— What you will do —
Please reproduce the listing below line for line, leaving out the pictures.

---------- Records to process

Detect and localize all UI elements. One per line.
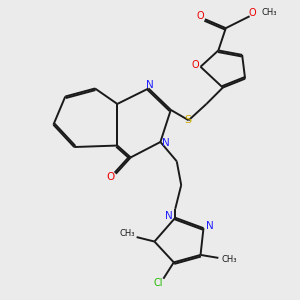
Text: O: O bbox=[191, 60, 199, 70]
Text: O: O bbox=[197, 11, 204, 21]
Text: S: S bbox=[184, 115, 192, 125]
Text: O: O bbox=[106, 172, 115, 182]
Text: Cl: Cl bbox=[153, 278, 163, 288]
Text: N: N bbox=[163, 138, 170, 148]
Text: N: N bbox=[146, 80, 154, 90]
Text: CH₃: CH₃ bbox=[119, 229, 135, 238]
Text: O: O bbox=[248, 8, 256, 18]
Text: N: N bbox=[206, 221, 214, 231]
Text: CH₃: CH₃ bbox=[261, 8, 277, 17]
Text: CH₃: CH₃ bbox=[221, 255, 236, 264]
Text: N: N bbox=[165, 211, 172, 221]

--------------------

— Response to this exercise —
Detect and localize all UI elements. One per line.
Text: O: O bbox=[191, 60, 199, 70]
Text: O: O bbox=[197, 11, 204, 21]
Text: S: S bbox=[184, 115, 192, 125]
Text: O: O bbox=[106, 172, 115, 182]
Text: Cl: Cl bbox=[153, 278, 163, 288]
Text: N: N bbox=[163, 138, 170, 148]
Text: N: N bbox=[146, 80, 154, 90]
Text: CH₃: CH₃ bbox=[119, 229, 135, 238]
Text: O: O bbox=[248, 8, 256, 18]
Text: N: N bbox=[206, 221, 214, 231]
Text: CH₃: CH₃ bbox=[261, 8, 277, 17]
Text: CH₃: CH₃ bbox=[221, 255, 236, 264]
Text: N: N bbox=[165, 211, 172, 221]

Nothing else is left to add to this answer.